Task to carry out: Copy out the material below in full, but not its images.

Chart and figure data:
%%

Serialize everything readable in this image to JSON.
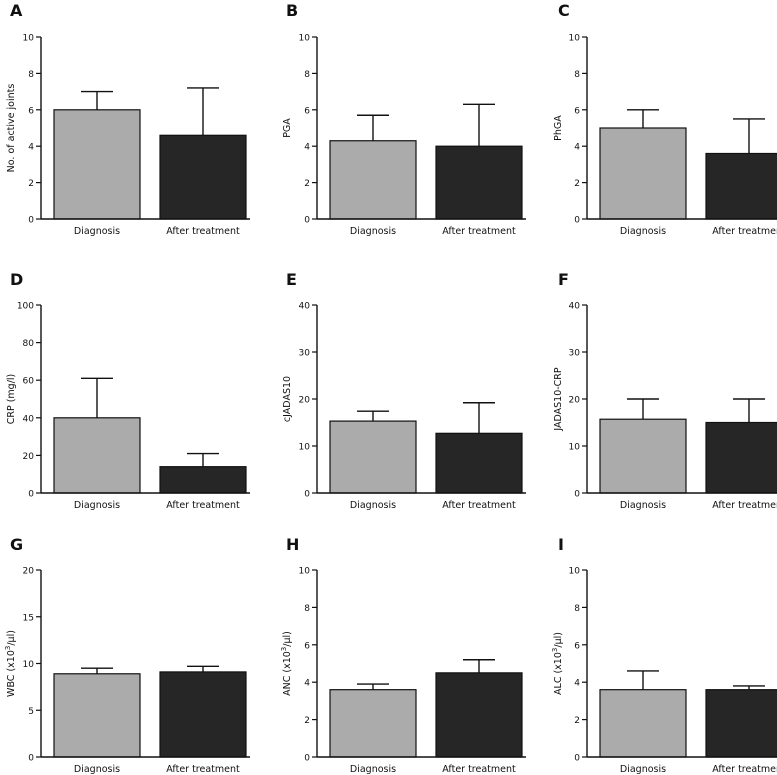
{
  "chart_data": [
    {
      "panel": "A",
      "type": "bar",
      "categories": [
        "Diagnosis",
        "After treatment"
      ],
      "values": [
        6.0,
        4.6
      ],
      "errors": [
        1.0,
        2.6
      ],
      "ylabel": "No. of active joints",
      "ylabel_sup": "",
      "ylabel_tail": "",
      "ylim": [
        0,
        10
      ],
      "yticks": [
        "0",
        "2",
        "4",
        "6",
        "8",
        "10"
      ],
      "colors": [
        "#ababab",
        "#262626"
      ]
    },
    {
      "panel": "B",
      "type": "bar",
      "categories": [
        "Diagnosis",
        "After treatment"
      ],
      "values": [
        4.3,
        4.0
      ],
      "errors": [
        1.4,
        2.3
      ],
      "ylabel": "PGA",
      "ylabel_sup": "",
      "ylabel_tail": "",
      "ylim": [
        0,
        10
      ],
      "yticks": [
        "0",
        "2",
        "4",
        "6",
        "8",
        "10"
      ],
      "colors": [
        "#ababab",
        "#262626"
      ]
    },
    {
      "panel": "C",
      "type": "bar",
      "categories": [
        "Diagnosis",
        "After treatment"
      ],
      "values": [
        5.0,
        3.6
      ],
      "errors": [
        1.0,
        1.9
      ],
      "ylabel": "PhGA",
      "ylabel_sup": "",
      "ylabel_tail": "",
      "ylim": [
        0,
        10
      ],
      "yticks": [
        "0",
        "2",
        "4",
        "6",
        "8",
        "10"
      ],
      "colors": [
        "#ababab",
        "#262626"
      ]
    },
    {
      "panel": "D",
      "type": "bar",
      "categories": [
        "Diagnosis",
        "After treatment"
      ],
      "values": [
        40,
        14
      ],
      "errors": [
        21,
        7
      ],
      "ylabel": "CRP (mg/l)",
      "ylabel_sup": "",
      "ylabel_tail": "",
      "ylim": [
        0,
        100
      ],
      "yticks": [
        "0",
        "20",
        "40",
        "60",
        "80",
        "100"
      ],
      "colors": [
        "#ababab",
        "#262626"
      ]
    },
    {
      "panel": "E",
      "type": "bar",
      "categories": [
        "Diagnosis",
        "After treatment"
      ],
      "values": [
        15.3,
        12.7
      ],
      "errors": [
        2.1,
        6.5
      ],
      "ylabel": "cJADAS10",
      "ylabel_sup": "",
      "ylabel_tail": "",
      "ylim": [
        0,
        40
      ],
      "yticks": [
        "0",
        "10",
        "20",
        "30",
        "40"
      ],
      "colors": [
        "#ababab",
        "#262626"
      ]
    },
    {
      "panel": "F",
      "type": "bar",
      "categories": [
        "Diagnosis",
        "After treatment"
      ],
      "values": [
        15.7,
        15.0
      ],
      "errors": [
        4.3,
        5.0
      ],
      "ylabel": "JADAS10-CRP",
      "ylabel_sup": "",
      "ylabel_tail": "",
      "ylim": [
        0,
        40
      ],
      "yticks": [
        "0",
        "10",
        "20",
        "30",
        "40"
      ],
      "colors": [
        "#ababab",
        "#262626"
      ]
    },
    {
      "panel": "G",
      "type": "bar",
      "categories": [
        "Diagnosis",
        "After treatment"
      ],
      "values": [
        8.9,
        9.1
      ],
      "errors": [
        0.6,
        0.6
      ],
      "ylabel": "WBC (x10",
      "ylabel_sup": "3",
      "ylabel_tail": "/µl)",
      "ylim": [
        0,
        20
      ],
      "yticks": [
        "0",
        "5",
        "10",
        "15",
        "20"
      ],
      "colors": [
        "#ababab",
        "#262626"
      ]
    },
    {
      "panel": "H",
      "type": "bar",
      "categories": [
        "Diagnosis",
        "After treatment"
      ],
      "values": [
        3.6,
        4.5
      ],
      "errors": [
        0.3,
        0.7
      ],
      "ylabel": "ANC (x10",
      "ylabel_sup": "3",
      "ylabel_tail": "/µl)",
      "ylim": [
        0,
        10
      ],
      "yticks": [
        "0",
        "2",
        "4",
        "6",
        "8",
        "10"
      ],
      "colors": [
        "#ababab",
        "#262626"
      ]
    },
    {
      "panel": "I",
      "type": "bar",
      "categories": [
        "Diagnosis",
        "After treatment"
      ],
      "values": [
        3.6,
        3.6
      ],
      "errors": [
        1.0,
        0.2
      ],
      "ylabel": "ALC (x10",
      "ylabel_sup": "3",
      "ylabel_tail": "/µl)",
      "ylim": [
        0,
        10
      ],
      "yticks": [
        "0",
        "2",
        "4",
        "6",
        "8",
        "10"
      ],
      "colors": [
        "#ababab",
        "#262626"
      ]
    }
  ]
}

%%

Exercise response:
Serialize everything readable in this image to JSON.
{
  "chart_data": [
    {
      "panel": "A",
      "type": "bar",
      "categories": [
        "Diagnosis",
        "After treatment"
      ],
      "values": [
        6.0,
        4.6
      ],
      "errors": [
        1.0,
        2.6
      ],
      "ylabel": "No. of active joints",
      "ylabel_sup": "",
      "ylabel_tail": "",
      "ylim": [
        0,
        10
      ],
      "yticks": [
        "0",
        "2",
        "4",
        "6",
        "8",
        "10"
      ],
      "colors": [
        "#ababab",
        "#262626"
      ]
    },
    {
      "panel": "B",
      "type": "bar",
      "categories": [
        "Diagnosis",
        "After treatment"
      ],
      "values": [
        4.3,
        4.0
      ],
      "errors": [
        1.4,
        2.3
      ],
      "ylabel": "PGA",
      "ylabel_sup": "",
      "ylabel_tail": "",
      "ylim": [
        0,
        10
      ],
      "yticks": [
        "0",
        "2",
        "4",
        "6",
        "8",
        "10"
      ],
      "colors": [
        "#ababab",
        "#262626"
      ]
    },
    {
      "panel": "C",
      "type": "bar",
      "categories": [
        "Diagnosis",
        "After treatment"
      ],
      "values": [
        5.0,
        3.6
      ],
      "errors": [
        1.0,
        1.9
      ],
      "ylabel": "PhGA",
      "ylabel_sup": "",
      "ylabel_tail": "",
      "ylim": [
        0,
        10
      ],
      "yticks": [
        "0",
        "2",
        "4",
        "6",
        "8",
        "10"
      ],
      "colors": [
        "#ababab",
        "#262626"
      ]
    },
    {
      "panel": "D",
      "type": "bar",
      "categories": [
        "Diagnosis",
        "After treatment"
      ],
      "values": [
        40,
        14
      ],
      "errors": [
        21,
        7
      ],
      "ylabel": "CRP (mg/l)",
      "ylabel_sup": "",
      "ylabel_tail": "",
      "ylim": [
        0,
        100
      ],
      "yticks": [
        "0",
        "20",
        "40",
        "60",
        "80",
        "100"
      ],
      "colors": [
        "#ababab",
        "#262626"
      ]
    },
    {
      "panel": "E",
      "type": "bar",
      "categories": [
        "Diagnosis",
        "After treatment"
      ],
      "values": [
        15.3,
        12.7
      ],
      "errors": [
        2.1,
        6.5
      ],
      "ylabel": "cJADAS10",
      "ylabel_sup": "",
      "ylabel_tail": "",
      "ylim": [
        0,
        40
      ],
      "yticks": [
        "0",
        "10",
        "20",
        "30",
        "40"
      ],
      "colors": [
        "#ababab",
        "#262626"
      ]
    },
    {
      "panel": "F",
      "type": "bar",
      "categories": [
        "Diagnosis",
        "After treatment"
      ],
      "values": [
        15.7,
        15.0
      ],
      "errors": [
        4.3,
        5.0
      ],
      "ylabel": "JADAS10-CRP",
      "ylabel_sup": "",
      "ylabel_tail": "",
      "ylim": [
        0,
        40
      ],
      "yticks": [
        "0",
        "10",
        "20",
        "30",
        "40"
      ],
      "colors": [
        "#ababab",
        "#262626"
      ]
    },
    {
      "panel": "G",
      "type": "bar",
      "categories": [
        "Diagnosis",
        "After treatment"
      ],
      "values": [
        8.9,
        9.1
      ],
      "errors": [
        0.6,
        0.6
      ],
      "ylabel": "WBC (x10",
      "ylabel_sup": "3",
      "ylabel_tail": "/µl)",
      "ylim": [
        0,
        20
      ],
      "yticks": [
        "0",
        "5",
        "10",
        "15",
        "20"
      ],
      "colors": [
        "#ababab",
        "#262626"
      ]
    },
    {
      "panel": "H",
      "type": "bar",
      "categories": [
        "Diagnosis",
        "After treatment"
      ],
      "values": [
        3.6,
        4.5
      ],
      "errors": [
        0.3,
        0.7
      ],
      "ylabel": "ANC (x10",
      "ylabel_sup": "3",
      "ylabel_tail": "/µl)",
      "ylim": [
        0,
        10
      ],
      "yticks": [
        "0",
        "2",
        "4",
        "6",
        "8",
        "10"
      ],
      "colors": [
        "#ababab",
        "#262626"
      ]
    },
    {
      "panel": "I",
      "type": "bar",
      "categories": [
        "Diagnosis",
        "After treatment"
      ],
      "values": [
        3.6,
        3.6
      ],
      "errors": [
        1.0,
        0.2
      ],
      "ylabel": "ALC (x10",
      "ylabel_sup": "3",
      "ylabel_tail": "/µl)",
      "ylim": [
        0,
        10
      ],
      "yticks": [
        "0",
        "2",
        "4",
        "6",
        "8",
        "10"
      ],
      "colors": [
        "#ababab",
        "#262626"
      ]
    }
  ]
}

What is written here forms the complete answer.